(Dataset rows about figures)
──────────
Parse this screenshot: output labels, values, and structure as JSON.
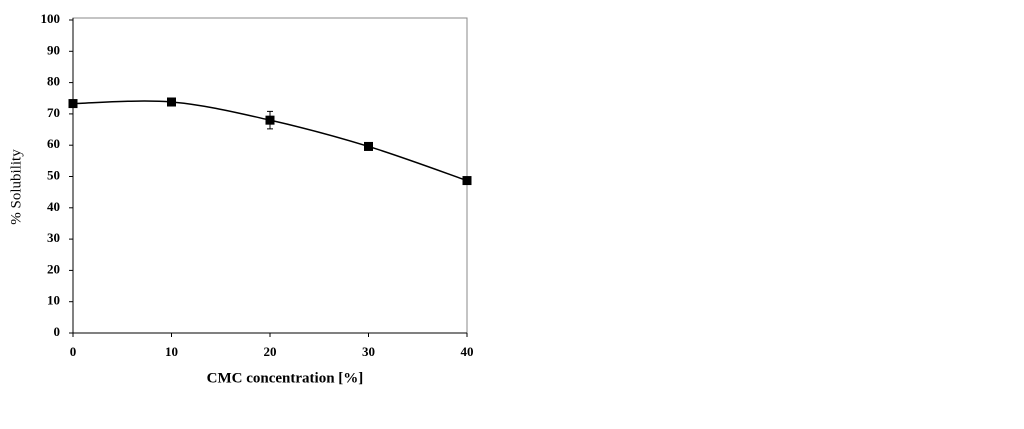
{
  "chart_data": {
    "type": "line",
    "x_label": "CMC concentration [%]",
    "y_label": "% Solubility",
    "x": [
      0,
      10,
      20,
      30,
      40
    ],
    "series": [
      {
        "name": "Solubility",
        "color": "#000000",
        "values": [
          73.3,
          73.8,
          68,
          59.6,
          48.7
        ],
        "errors": [
          0.5,
          0.5,
          2.8,
          1,
          0.5
        ]
      }
    ],
    "xlim": [
      0,
      40
    ],
    "xticks": [
      0,
      10,
      20,
      30,
      40
    ],
    "ylim": [
      0,
      100
    ],
    "yticks": [
      0,
      10,
      20,
      30,
      40,
      50,
      60,
      70,
      80,
      90,
      100
    ],
    "smooth": true
  }
}
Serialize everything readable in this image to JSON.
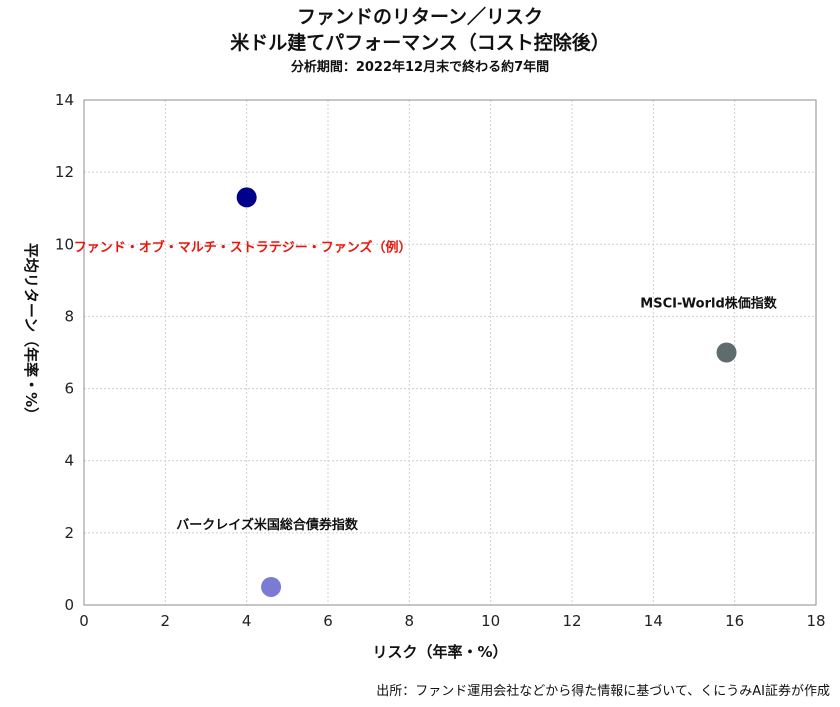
{
  "chart_data": {
    "type": "scatter",
    "title": "ファンドのリターン／リスク",
    "subtitle": "米ドル建てパフォーマンス（コスト控除後）",
    "subtitle2": "分析期間：2022年12月末で終わる約7年間",
    "xlabel": "リスク（年率・%）",
    "ylabel": "平均リターン（年率・%）",
    "xlim": [
      0,
      18
    ],
    "ylim": [
      0,
      14
    ],
    "xticks": [
      0,
      2,
      4,
      6,
      8,
      10,
      12,
      14,
      16,
      18
    ],
    "yticks": [
      0,
      2,
      4,
      6,
      8,
      10,
      12,
      14
    ],
    "grid": true,
    "points": [
      {
        "label": "ファンド・オブ・マルチ・ストラテジー・ファンズ（例）",
        "x": 4.0,
        "y": 11.3,
        "color": "#00008b",
        "label_color": "#e8150c"
      },
      {
        "label": "MSCI-World株価指数",
        "x": 15.8,
        "y": 7.0,
        "color": "#5f6b6d",
        "label_color": "#111111"
      },
      {
        "label": "バークレイズ米国総合債券指数",
        "x": 4.6,
        "y": 0.5,
        "color": "#7b7bd6",
        "label_color": "#111111"
      }
    ]
  },
  "source": "出所：ファンド運用会社などから得た情報に基づいて、くにうみAI証券が作成"
}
──────────
Return the listing above in full and without alteration, excluding its pictures.

Parse this screenshot: output labels, values, and structure as JSON.
{
  "chart_data": {
    "type": "line",
    "x_label": "CMC concentration [%]",
    "y_label": "% Solubility",
    "x": [
      0,
      10,
      20,
      30,
      40
    ],
    "series": [
      {
        "name": "Solubility",
        "color": "#000000",
        "values": [
          73.3,
          73.8,
          68,
          59.6,
          48.7
        ],
        "errors": [
          0.5,
          0.5,
          2.8,
          1,
          0.5
        ]
      }
    ],
    "xlim": [
      0,
      40
    ],
    "xticks": [
      0,
      10,
      20,
      30,
      40
    ],
    "ylim": [
      0,
      100
    ],
    "yticks": [
      0,
      10,
      20,
      30,
      40,
      50,
      60,
      70,
      80,
      90,
      100
    ],
    "smooth": true
  }
}
Serialize everything readable in this image to JSON.
{
  "chart_data": {
    "type": "scatter",
    "title": "ファンドのリターン／リスク",
    "subtitle": "米ドル建てパフォーマンス（コスト控除後）",
    "subtitle2": "分析期間：2022年12月末で終わる約7年間",
    "xlabel": "リスク（年率・%）",
    "ylabel": "平均リターン（年率・%）",
    "xlim": [
      0,
      18
    ],
    "ylim": [
      0,
      14
    ],
    "xticks": [
      0,
      2,
      4,
      6,
      8,
      10,
      12,
      14,
      16,
      18
    ],
    "yticks": [
      0,
      2,
      4,
      6,
      8,
      10,
      12,
      14
    ],
    "grid": true,
    "points": [
      {
        "label": "ファンド・オブ・マルチ・ストラテジー・ファンズ（例）",
        "x": 4.0,
        "y": 11.3,
        "color": "#00008b",
        "label_color": "#e8150c"
      },
      {
        "label": "MSCI-World株価指数",
        "x": 15.8,
        "y": 7.0,
        "color": "#5f6b6d",
        "label_color": "#111111"
      },
      {
        "label": "バークレイズ米国総合債券指数",
        "x": 4.6,
        "y": 0.5,
        "color": "#7b7bd6",
        "label_color": "#111111"
      }
    ]
  },
  "source": "出所：ファンド運用会社などから得た情報に基づいて、くにうみAI証券が作成"
}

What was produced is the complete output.